AIM OF THE EXERCISE: Repeat, exactly and completely, the material that follows. Omit the pictures.

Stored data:
»»
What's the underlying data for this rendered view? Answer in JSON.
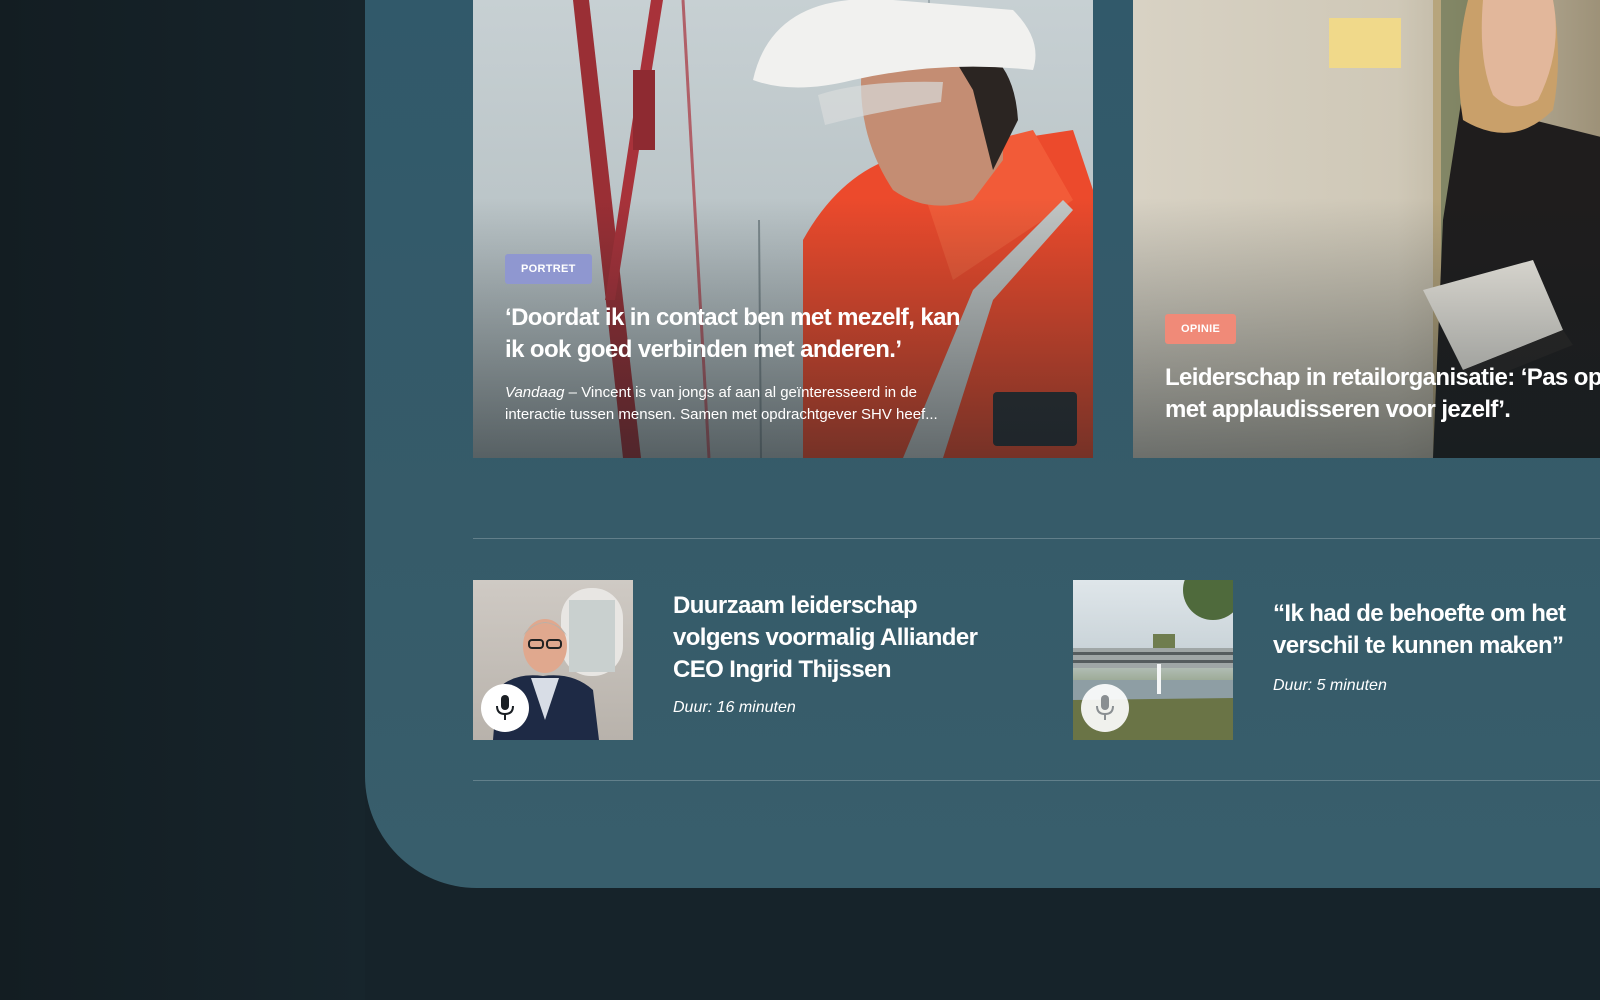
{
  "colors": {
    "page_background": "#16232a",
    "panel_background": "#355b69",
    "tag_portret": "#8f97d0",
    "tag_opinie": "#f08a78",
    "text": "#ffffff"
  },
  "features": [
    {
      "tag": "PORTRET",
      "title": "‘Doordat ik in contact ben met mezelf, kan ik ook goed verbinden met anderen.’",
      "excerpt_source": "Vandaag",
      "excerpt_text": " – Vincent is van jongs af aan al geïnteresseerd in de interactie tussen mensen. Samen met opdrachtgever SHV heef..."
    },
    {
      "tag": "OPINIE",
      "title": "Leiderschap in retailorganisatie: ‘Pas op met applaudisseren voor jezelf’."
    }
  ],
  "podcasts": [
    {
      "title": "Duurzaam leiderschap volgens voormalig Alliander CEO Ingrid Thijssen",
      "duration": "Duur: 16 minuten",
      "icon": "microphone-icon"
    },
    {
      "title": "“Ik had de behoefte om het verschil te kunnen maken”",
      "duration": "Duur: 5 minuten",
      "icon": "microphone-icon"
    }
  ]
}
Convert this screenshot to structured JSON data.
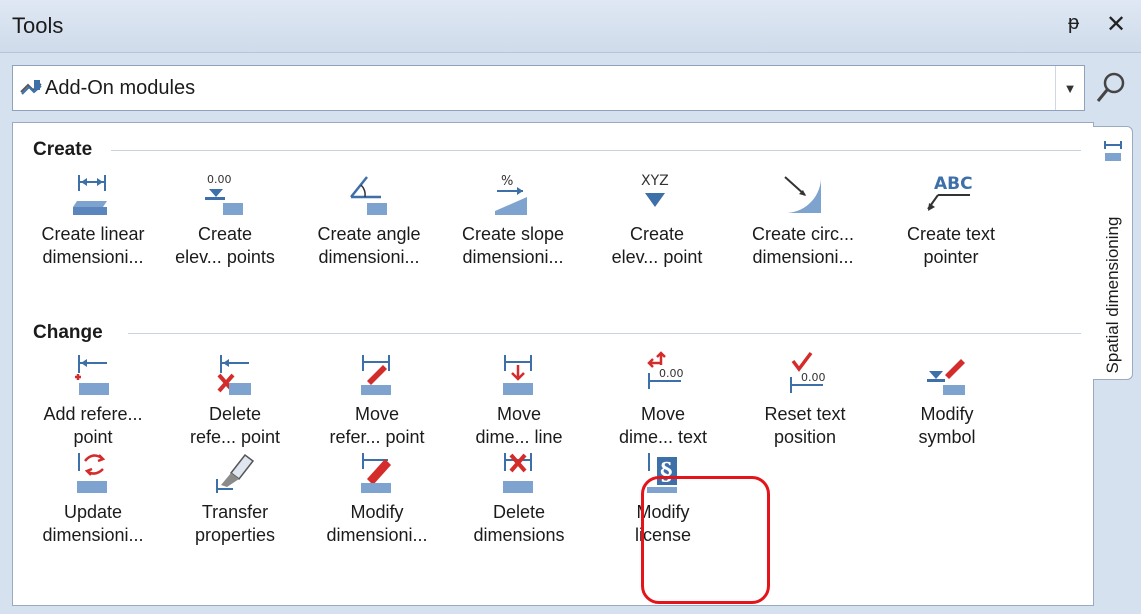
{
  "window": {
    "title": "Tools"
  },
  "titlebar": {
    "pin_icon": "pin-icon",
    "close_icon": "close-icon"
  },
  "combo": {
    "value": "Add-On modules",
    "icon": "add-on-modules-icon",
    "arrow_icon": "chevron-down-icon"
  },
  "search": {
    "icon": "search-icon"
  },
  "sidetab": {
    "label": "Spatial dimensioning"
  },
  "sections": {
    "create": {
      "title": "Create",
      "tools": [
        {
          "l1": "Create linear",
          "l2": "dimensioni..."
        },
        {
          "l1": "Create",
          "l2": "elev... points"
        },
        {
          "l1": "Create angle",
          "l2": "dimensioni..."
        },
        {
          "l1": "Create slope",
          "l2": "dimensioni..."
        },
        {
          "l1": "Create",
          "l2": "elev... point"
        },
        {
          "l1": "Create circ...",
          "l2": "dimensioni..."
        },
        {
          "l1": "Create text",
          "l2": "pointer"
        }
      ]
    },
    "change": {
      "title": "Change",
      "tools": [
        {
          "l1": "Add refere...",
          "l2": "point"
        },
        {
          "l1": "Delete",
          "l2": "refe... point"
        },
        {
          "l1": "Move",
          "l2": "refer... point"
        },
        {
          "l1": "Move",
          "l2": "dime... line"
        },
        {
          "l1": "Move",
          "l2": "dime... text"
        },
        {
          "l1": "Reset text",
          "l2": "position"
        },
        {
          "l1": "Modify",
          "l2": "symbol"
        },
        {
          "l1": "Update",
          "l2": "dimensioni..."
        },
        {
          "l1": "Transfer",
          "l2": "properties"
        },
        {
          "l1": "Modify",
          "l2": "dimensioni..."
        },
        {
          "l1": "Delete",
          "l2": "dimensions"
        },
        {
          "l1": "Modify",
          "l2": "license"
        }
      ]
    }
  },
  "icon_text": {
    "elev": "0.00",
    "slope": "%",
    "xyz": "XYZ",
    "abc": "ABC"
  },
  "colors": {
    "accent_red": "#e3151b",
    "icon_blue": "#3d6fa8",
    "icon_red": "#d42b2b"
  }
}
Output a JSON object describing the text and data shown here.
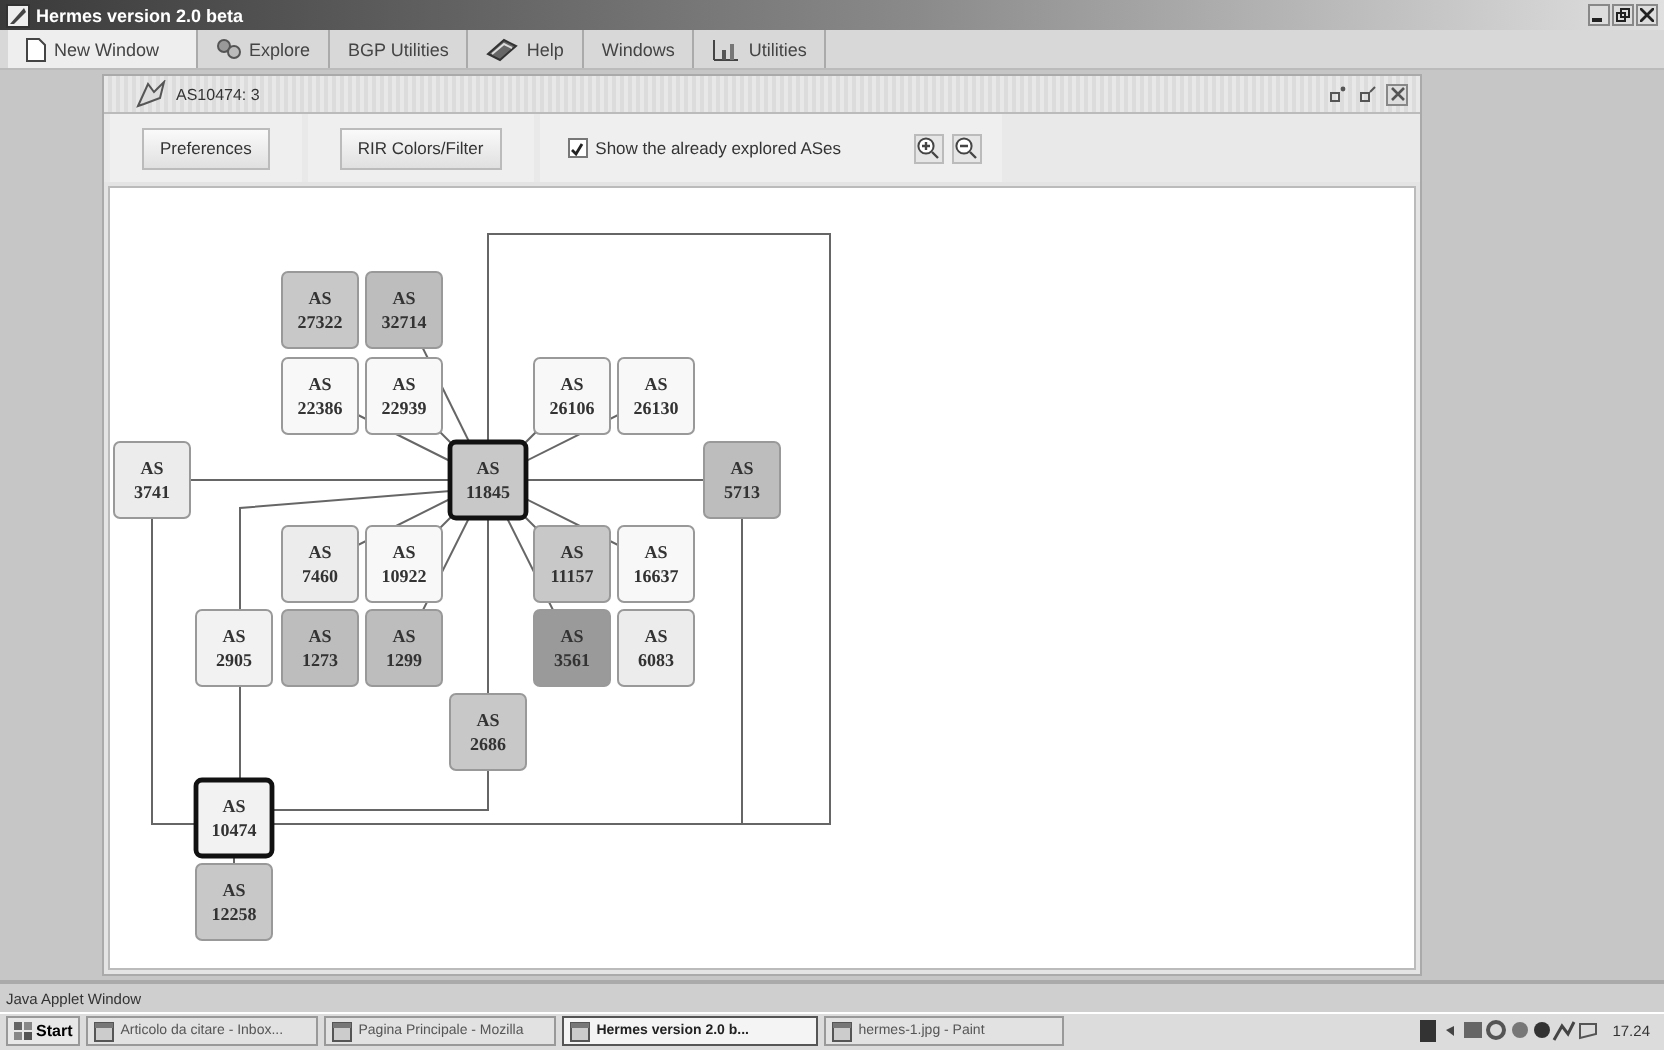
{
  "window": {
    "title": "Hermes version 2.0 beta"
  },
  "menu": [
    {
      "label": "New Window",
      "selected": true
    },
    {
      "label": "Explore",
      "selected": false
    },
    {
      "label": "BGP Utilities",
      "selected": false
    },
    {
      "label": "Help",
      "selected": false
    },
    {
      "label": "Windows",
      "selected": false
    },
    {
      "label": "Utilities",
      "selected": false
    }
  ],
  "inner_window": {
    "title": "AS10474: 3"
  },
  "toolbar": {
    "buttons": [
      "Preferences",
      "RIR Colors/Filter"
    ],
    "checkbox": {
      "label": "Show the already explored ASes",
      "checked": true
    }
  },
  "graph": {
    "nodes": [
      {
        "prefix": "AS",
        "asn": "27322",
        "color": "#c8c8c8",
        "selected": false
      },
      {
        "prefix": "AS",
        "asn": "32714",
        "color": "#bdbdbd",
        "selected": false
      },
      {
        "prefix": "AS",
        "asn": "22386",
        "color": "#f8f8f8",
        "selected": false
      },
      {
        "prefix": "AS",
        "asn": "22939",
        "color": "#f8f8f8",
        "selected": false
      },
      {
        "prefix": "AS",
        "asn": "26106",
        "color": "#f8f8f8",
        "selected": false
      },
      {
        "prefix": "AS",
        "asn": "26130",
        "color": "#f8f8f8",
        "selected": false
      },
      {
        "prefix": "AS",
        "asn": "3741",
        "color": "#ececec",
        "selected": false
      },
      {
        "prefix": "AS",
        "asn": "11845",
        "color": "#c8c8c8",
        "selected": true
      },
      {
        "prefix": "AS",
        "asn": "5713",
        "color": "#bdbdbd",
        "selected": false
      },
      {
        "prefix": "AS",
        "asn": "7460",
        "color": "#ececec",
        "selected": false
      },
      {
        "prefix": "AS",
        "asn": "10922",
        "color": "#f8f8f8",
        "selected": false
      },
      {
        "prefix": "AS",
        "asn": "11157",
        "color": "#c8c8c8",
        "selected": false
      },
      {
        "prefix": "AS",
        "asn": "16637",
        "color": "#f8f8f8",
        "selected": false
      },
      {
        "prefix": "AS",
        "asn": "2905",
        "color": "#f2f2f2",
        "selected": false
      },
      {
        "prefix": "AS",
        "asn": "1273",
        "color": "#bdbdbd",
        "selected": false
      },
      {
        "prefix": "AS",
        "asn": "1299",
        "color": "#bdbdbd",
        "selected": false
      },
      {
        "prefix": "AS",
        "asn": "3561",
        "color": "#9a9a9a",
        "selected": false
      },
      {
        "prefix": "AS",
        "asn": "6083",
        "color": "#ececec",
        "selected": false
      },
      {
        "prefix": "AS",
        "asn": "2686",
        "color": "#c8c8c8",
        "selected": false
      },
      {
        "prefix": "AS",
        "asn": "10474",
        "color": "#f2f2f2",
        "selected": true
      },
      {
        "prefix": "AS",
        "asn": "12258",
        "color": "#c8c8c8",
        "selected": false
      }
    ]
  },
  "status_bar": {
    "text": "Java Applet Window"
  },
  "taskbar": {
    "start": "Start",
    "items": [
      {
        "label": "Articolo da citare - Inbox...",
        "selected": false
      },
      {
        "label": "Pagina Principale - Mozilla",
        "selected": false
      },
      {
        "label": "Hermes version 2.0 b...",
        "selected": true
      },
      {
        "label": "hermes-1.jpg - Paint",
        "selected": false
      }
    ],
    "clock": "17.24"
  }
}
««
EXERCISE SOLUTION:
What's the underlying data for this rendered view? Answer in JSON.
{
  "colors": {
    "page_background": "#16232a",
    "panel_background": "#355b69",
    "tag_portret": "#8f97d0",
    "tag_opinie": "#f08a78",
    "text": "#ffffff"
  },
  "features": [
    {
      "tag": "PORTRET",
      "title": "‘Doordat ik in contact ben met mezelf, kan ik ook goed verbinden met anderen.’",
      "excerpt_source": "Vandaag",
      "excerpt_text": " – Vincent is van jongs af aan al geïnteresseerd in de interactie tussen mensen. Samen met opdrachtgever SHV heef..."
    },
    {
      "tag": "OPINIE",
      "title": "Leiderschap in retailorganisatie: ‘Pas op met applaudisseren voor jezelf’."
    }
  ],
  "podcasts": [
    {
      "title": "Duurzaam leiderschap volgens voormalig Alliander CEO Ingrid Thijssen",
      "duration": "Duur: 16 minuten",
      "icon": "microphone-icon"
    },
    {
      "title": "“Ik had de behoefte om het verschil te kunnen maken”",
      "duration": "Duur: 5 minuten",
      "icon": "microphone-icon"
    }
  ]
}
Convert this screenshot to structured JSON data.
{
  "window": {
    "title": "Tools"
  },
  "titlebar": {
    "pin_icon": "pin-icon",
    "close_icon": "close-icon"
  },
  "combo": {
    "value": "Add-On modules",
    "icon": "add-on-modules-icon",
    "arrow_icon": "chevron-down-icon"
  },
  "search": {
    "icon": "search-icon"
  },
  "sidetab": {
    "label": "Spatial dimensioning"
  },
  "sections": {
    "create": {
      "title": "Create",
      "tools": [
        {
          "l1": "Create linear",
          "l2": "dimensioni..."
        },
        {
          "l1": "Create",
          "l2": "elev... points"
        },
        {
          "l1": "Create angle",
          "l2": "dimensioni..."
        },
        {
          "l1": "Create slope",
          "l2": "dimensioni..."
        },
        {
          "l1": "Create",
          "l2": "elev... point"
        },
        {
          "l1": "Create circ...",
          "l2": "dimensioni..."
        },
        {
          "l1": "Create text",
          "l2": "pointer"
        }
      ]
    },
    "change": {
      "title": "Change",
      "tools": [
        {
          "l1": "Add refere...",
          "l2": "point"
        },
        {
          "l1": "Delete",
          "l2": "refe... point"
        },
        {
          "l1": "Move",
          "l2": "refer... point"
        },
        {
          "l1": "Move",
          "l2": "dime... line"
        },
        {
          "l1": "Move",
          "l2": "dime... text"
        },
        {
          "l1": "Reset text",
          "l2": "position"
        },
        {
          "l1": "Modify",
          "l2": "symbol"
        },
        {
          "l1": "Update",
          "l2": "dimensioni..."
        },
        {
          "l1": "Transfer",
          "l2": "properties"
        },
        {
          "l1": "Modify",
          "l2": "dimensioni..."
        },
        {
          "l1": "Delete",
          "l2": "dimensions"
        },
        {
          "l1": "Modify",
          "l2": "license"
        }
      ]
    }
  },
  "icon_text": {
    "elev": "0.00",
    "slope": "%",
    "xyz": "XYZ",
    "abc": "ABC"
  },
  "colors": {
    "accent_red": "#e3151b",
    "icon_blue": "#3d6fa8",
    "icon_red": "#d42b2b"
  }
}
Output a JSON object describing the text and data shown here.
{
  "window": {
    "title": "Hermes version 2.0 beta"
  },
  "menu": [
    {
      "label": "New Window",
      "selected": true
    },
    {
      "label": "Explore",
      "selected": false
    },
    {
      "label": "BGP Utilities",
      "selected": false
    },
    {
      "label": "Help",
      "selected": false
    },
    {
      "label": "Windows",
      "selected": false
    },
    {
      "label": "Utilities",
      "selected": false
    }
  ],
  "inner_window": {
    "title": "AS10474: 3"
  },
  "toolbar": {
    "buttons": [
      "Preferences",
      "RIR Colors/Filter"
    ],
    "checkbox": {
      "label": "Show the already explored ASes",
      "checked": true
    }
  },
  "graph": {
    "nodes": [
      {
        "prefix": "AS",
        "asn": "27322",
        "color": "#c8c8c8",
        "selected": false
      },
      {
        "prefix": "AS",
        "asn": "32714",
        "color": "#bdbdbd",
        "selected": false
      },
      {
        "prefix": "AS",
        "asn": "22386",
        "color": "#f8f8f8",
        "selected": false
      },
      {
        "prefix": "AS",
        "asn": "22939",
        "color": "#f8f8f8",
        "selected": false
      },
      {
        "prefix": "AS",
        "asn": "26106",
        "color": "#f8f8f8",
        "selected": false
      },
      {
        "prefix": "AS",
        "asn": "26130",
        "color": "#f8f8f8",
        "selected": false
      },
      {
        "prefix": "AS",
        "asn": "3741",
        "color": "#ececec",
        "selected": false
      },
      {
        "prefix": "AS",
        "asn": "11845",
        "color": "#c8c8c8",
        "selected": true
      },
      {
        "prefix": "AS",
        "asn": "5713",
        "color": "#bdbdbd",
        "selected": false
      },
      {
        "prefix": "AS",
        "asn": "7460",
        "color": "#ececec",
        "selected": false
      },
      {
        "prefix": "AS",
        "asn": "10922",
        "color": "#f8f8f8",
        "selected": false
      },
      {
        "prefix": "AS",
        "asn": "11157",
        "color": "#c8c8c8",
        "selected": false
      },
      {
        "prefix": "AS",
        "asn": "16637",
        "color": "#f8f8f8",
        "selected": false
      },
      {
        "prefix": "AS",
        "asn": "2905",
        "color": "#f2f2f2",
        "selected": false
      },
      {
        "prefix": "AS",
        "asn": "1273",
        "color": "#bdbdbd",
        "selected": false
      },
      {
        "prefix": "AS",
        "asn": "1299",
        "color": "#bdbdbd",
        "selected": false
      },
      {
        "prefix": "AS",
        "asn": "3561",
        "color": "#9a9a9a",
        "selected": false
      },
      {
        "prefix": "AS",
        "asn": "6083",
        "color": "#ececec",
        "selected": false
      },
      {
        "prefix": "AS",
        "asn": "2686",
        "color": "#c8c8c8",
        "selected": false
      },
      {
        "prefix": "AS",
        "asn": "10474",
        "color": "#f2f2f2",
        "selected": true
      },
      {
        "prefix": "AS",
        "asn": "12258",
        "color": "#c8c8c8",
        "selected": false
      }
    ]
  },
  "status_bar": {
    "text": "Java Applet Window"
  },
  "taskbar": {
    "start": "Start",
    "items": [
      {
        "label": "Articolo da citare - Inbox...",
        "selected": false
      },
      {
        "label": "Pagina Principale - Mozilla",
        "selected": false
      },
      {
        "label": "Hermes version 2.0 b...",
        "selected": true
      },
      {
        "label": "hermes-1.jpg - Paint",
        "selected": false
      }
    ],
    "clock": "17.24"
  }
}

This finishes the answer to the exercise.